***** Extract to read

Changing K - Solution¶
In this notebook, you will get some practice with different values of k, and how it changes the clusters that are observed in the data. As well as how to determine what the best value for k might be for a dataset.
To get started, let's read in our necessary libraries.
import numpy as np
import matplotlib.pyplot as plt
from mpl_toolkits.mplot3d import Axes3D
from sklearn.cluster import KMeans
from sklearn.datasets import make_blobs
import helpers2 as h
import tests as t
from IPython import display
%matplotlib inline
# Make the images larger
plt.rcParams['figure.figsize'] = (16, 9)
1. To get started, there is a function called simulate_data within the helpers2 module. Read the documentation on the function by running the cell below. Then use the function to simulate a dataset with 200 data points (rows), 5 features (columns), and 4 centers
h.simulate_data?
data = h.simulate_data(200, 5, 4)
# This will check that your dataset appears to match ours before moving forward
t.test_question_1(data)
Looks good! Continue!
2. Because of how you set up the data, what should the value of k be?
k_value = 4
# Check your solution against ours.
t.test_question_2(k_value)
That's right! The value of k is the same as the number of centroids used to create your dataset.
3. Let's try a few different values for k and fit them to our data using KMeans.
To use KMeans, you need to follow three steps:
I. Instantiate your model.
II. Fit your model to the data.
III. Predict the labels for the data.
# Try instantiating a model with 4 centers
kmeans_4 = KMeans(n_clusters=4)
# Then fit the model to your data using the fit method
model_4 = kmeans_4.fit(data)
# Finally predict the labels on the same data to show the category that point belongs to
labels_4 = model_4.predict(data)
# If you did all of that correctly, this should provide a plot of your data colored by center
h.plot_data(data, labels_4)
4. Now try again, but this time fit kmeans using 2 clusters instead of 4 to your data.
# Try instantiating a model with 2 centers
kmeans_2 = KMeans(n_clusters=2)
# Then fit the model to your data using the fit method
model_2 = kmeans_2.fit(data)
# Finally predict the labels on the same data to show the category that point belongs to
labels_2 = model_2.predict(data)
# If you did all of that correctly, this should provide a plot of your data colored by center
h.plot_data(data, labels_2)
5. Now try one more time, but with the number of clusters in kmeans to 7.
# Try instantiating a model with 7 centers
kmeans_7 = KMeans(n_clusters=7)
# Then fit the model to your data using the fit method
model_7 = kmeans_7.fit(data)
# Finally predict the labels on the same data to show the category that point belongs to
labels_7 = model_7.predict(data)
# If you did all of that correctly, this should provide a plot of your data colored by center
h.plot_data(data, labels_7)
Visually, we get some indication of how well our model is doing, but it isn't totally apparent. Each time additional centers are considered, the distances between the points and the center will decrease. However, at some point, that decrease is not substantial enough to suggest the need for an additional cluster.

**********
***** Data

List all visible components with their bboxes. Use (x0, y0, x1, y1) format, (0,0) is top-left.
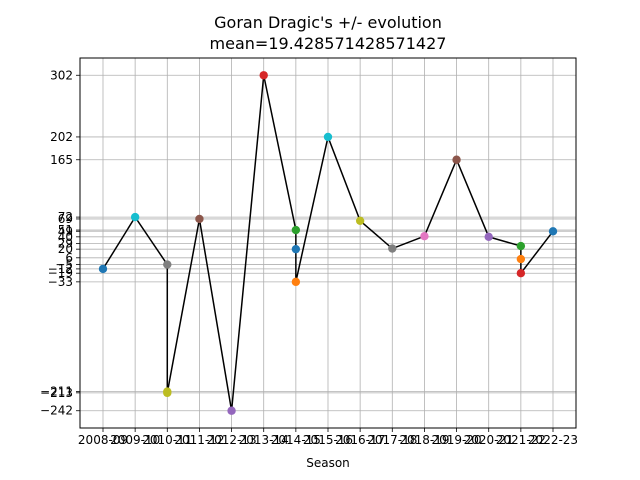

**********

| Tasks |
1. Return the part of the K-means notebook from "# Try instantiating a model with 7" up to and including "labels_7 = model_7.predict(data)", copied word for word.
2. Please take the K-means notebook further, starting right after its last sentence.

| Solved problems |
1.
# Try instantiating a model with 7 centers
kmeans_7 = KMeans(n_clusters=7)
# Then fit the model to your data using the fit method
model_7 = kmeans_7.fit(data)
# Finally predict the labels on the same data to show the category that point belongs to
labels_7 = model_7.predict(data)

2.
Using a scree plot is a common method for understanding if an additional cluster center is needed. The elbow method used by looking at a scree plot is still pretty subjective, but let's take a look to see how many cluster centers might be indicated.
6. Once you have fit a kmeans model to some data in sklearn, there is a score method, which takes the data. This score is an indication of how far the points are from the centroids. By fitting models for centroids from 1-10, and keeping track of the score and the number of centroids, you should be able to build a scree plot.
This plot should have the number of centroids on the x-axis, and the absolute value of the score result on the y-axis. You can see the plot I retrieved by running the solution code. Try creating your own scree plot, as you will need it for the final questions.
# A place for your work - create a scree plot - you will need to
# Fit a kmeans model with changing k from 1-10
# Obtain the score for each model (take the absolute value)
# Plot the score against k
def get_kmeans_score(data, center):
'''
returns the kmeans score regarding SSE for points to centers
INPUT:
data - the dataset you want to fit kmeans to
center - the number of centers you want (the k value)
OUTPUT:
score - the SSE score for the kmeans model fit to the data
'''
#instantiate kmeans
kmeans = KMeans(n_clusters=center)
# Then fit the model to your data using the fit method
model = kmeans.fit(data)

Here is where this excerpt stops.